*What is expected:* Make an exact copy of the records, dropping all pictures.

[Stored data]
▼▼▼

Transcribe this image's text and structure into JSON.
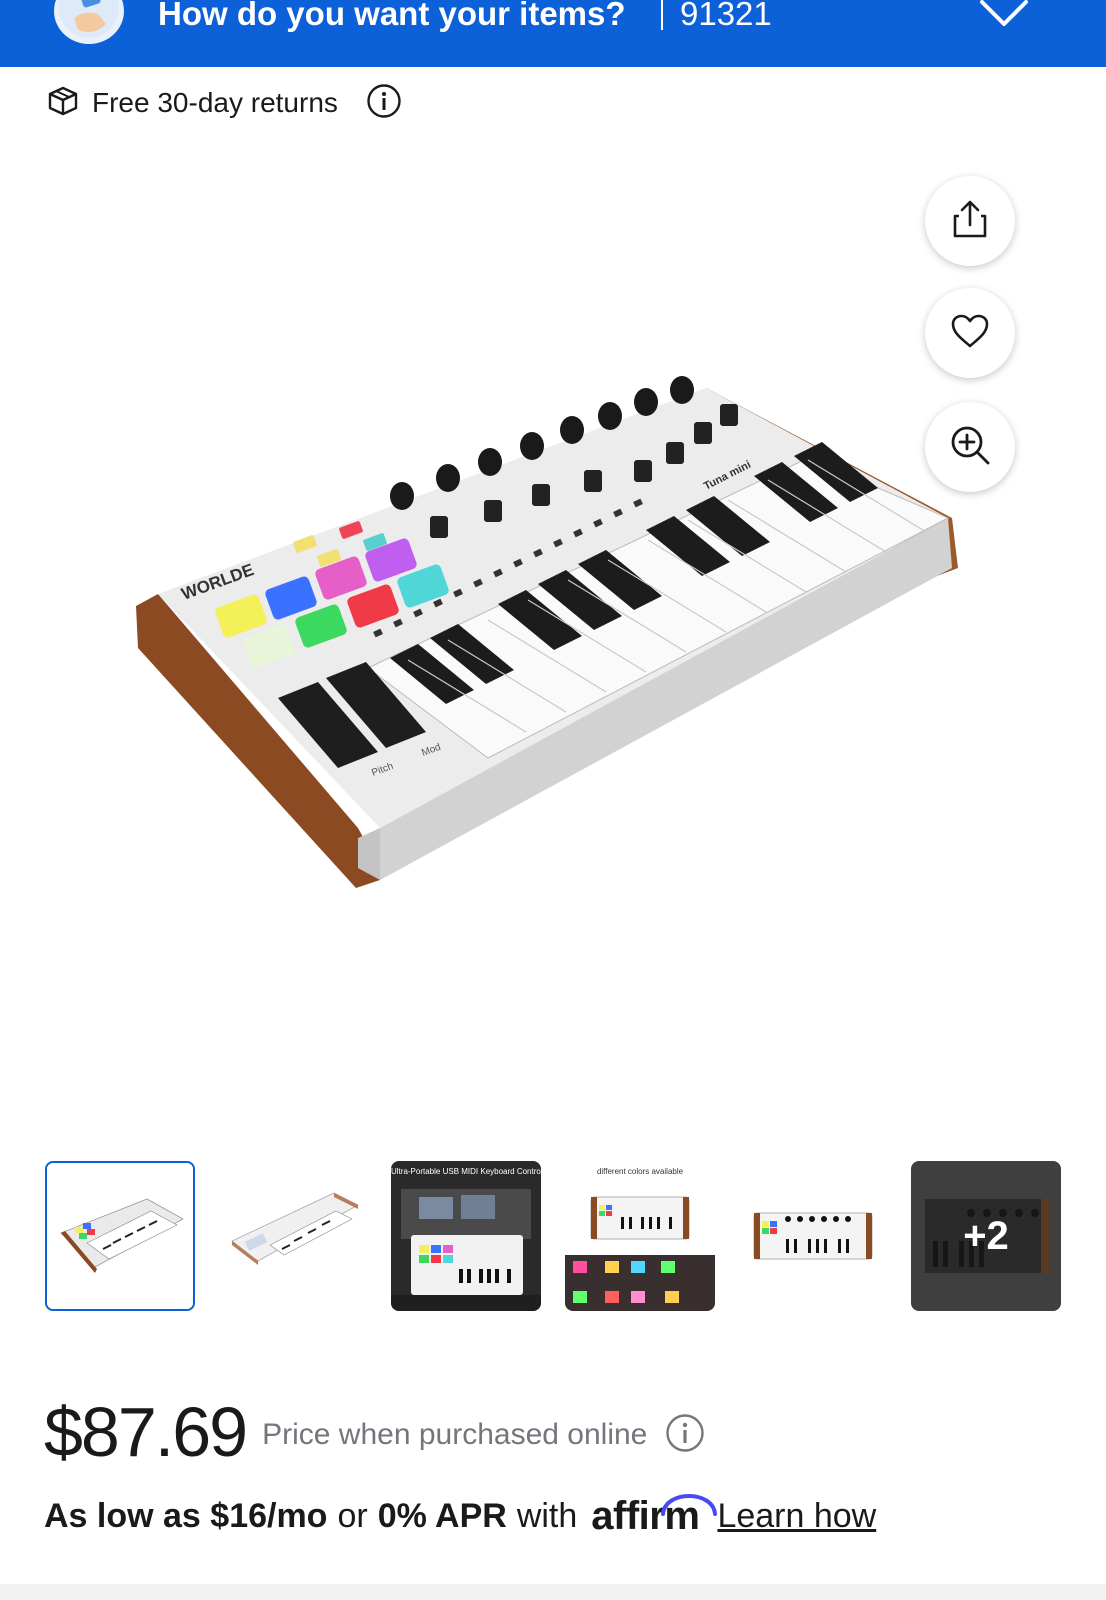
{
  "header": {
    "title": "How do you want your items?",
    "zip": "91321",
    "avatar_icon": "delivery-avatar-icon",
    "chevron_icon": "chevron-down-icon",
    "bg_color": "#0d61d8"
  },
  "returns": {
    "label": "Free 30-day returns",
    "icon": "return-box-icon",
    "info_icon": "info-icon"
  },
  "actions": {
    "share_icon": "share-icon",
    "favorite_icon": "heart-icon",
    "zoom_icon": "zoom-in-icon"
  },
  "product_image": {
    "brand_text": "WORLDE",
    "model_text": "Tuna mini",
    "pitch_label": "Pitch",
    "mod_label": "Mod"
  },
  "thumbnails": {
    "items": [
      {
        "caption": ""
      },
      {
        "caption": ""
      },
      {
        "caption": "Ultra-Portable USB MIDI Keyboard Controller"
      },
      {
        "caption": "different colors available"
      },
      {
        "caption": ""
      },
      {
        "caption": "+2"
      }
    ],
    "selected_index": 0
  },
  "price": {
    "amount": "$87.69",
    "note": "Price when purchased online",
    "info_icon": "info-icon"
  },
  "financing": {
    "low_as": "As low as $16/mo",
    "or": "or",
    "apr": "0% APR",
    "with": "with",
    "brand": "affirm",
    "learn": "Learn how"
  }
}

▲▲▲

*The response:*
Transcribe this image's text and structure into JSON.
{
  "header": {
    "title": "How do you want your items?",
    "zip": "91321",
    "avatar_icon": "delivery-avatar-icon",
    "chevron_icon": "chevron-down-icon",
    "bg_color": "#0d61d8"
  },
  "returns": {
    "label": "Free 30-day returns",
    "icon": "return-box-icon",
    "info_icon": "info-icon"
  },
  "actions": {
    "share_icon": "share-icon",
    "favorite_icon": "heart-icon",
    "zoom_icon": "zoom-in-icon"
  },
  "product_image": {
    "brand_text": "WORLDE",
    "model_text": "Tuna mini",
    "pitch_label": "Pitch",
    "mod_label": "Mod"
  },
  "thumbnails": {
    "items": [
      {
        "caption": ""
      },
      {
        "caption": ""
      },
      {
        "caption": "Ultra-Portable USB MIDI Keyboard Controller"
      },
      {
        "caption": "different colors available"
      },
      {
        "caption": ""
      },
      {
        "caption": "+2"
      }
    ],
    "selected_index": 0
  },
  "price": {
    "amount": "$87.69",
    "note": "Price when purchased online",
    "info_icon": "info-icon"
  },
  "financing": {
    "low_as": "As low as $16/mo",
    "or": "or",
    "apr": "0% APR",
    "with": "with",
    "brand": "affirm",
    "learn": "Learn how"
  }
}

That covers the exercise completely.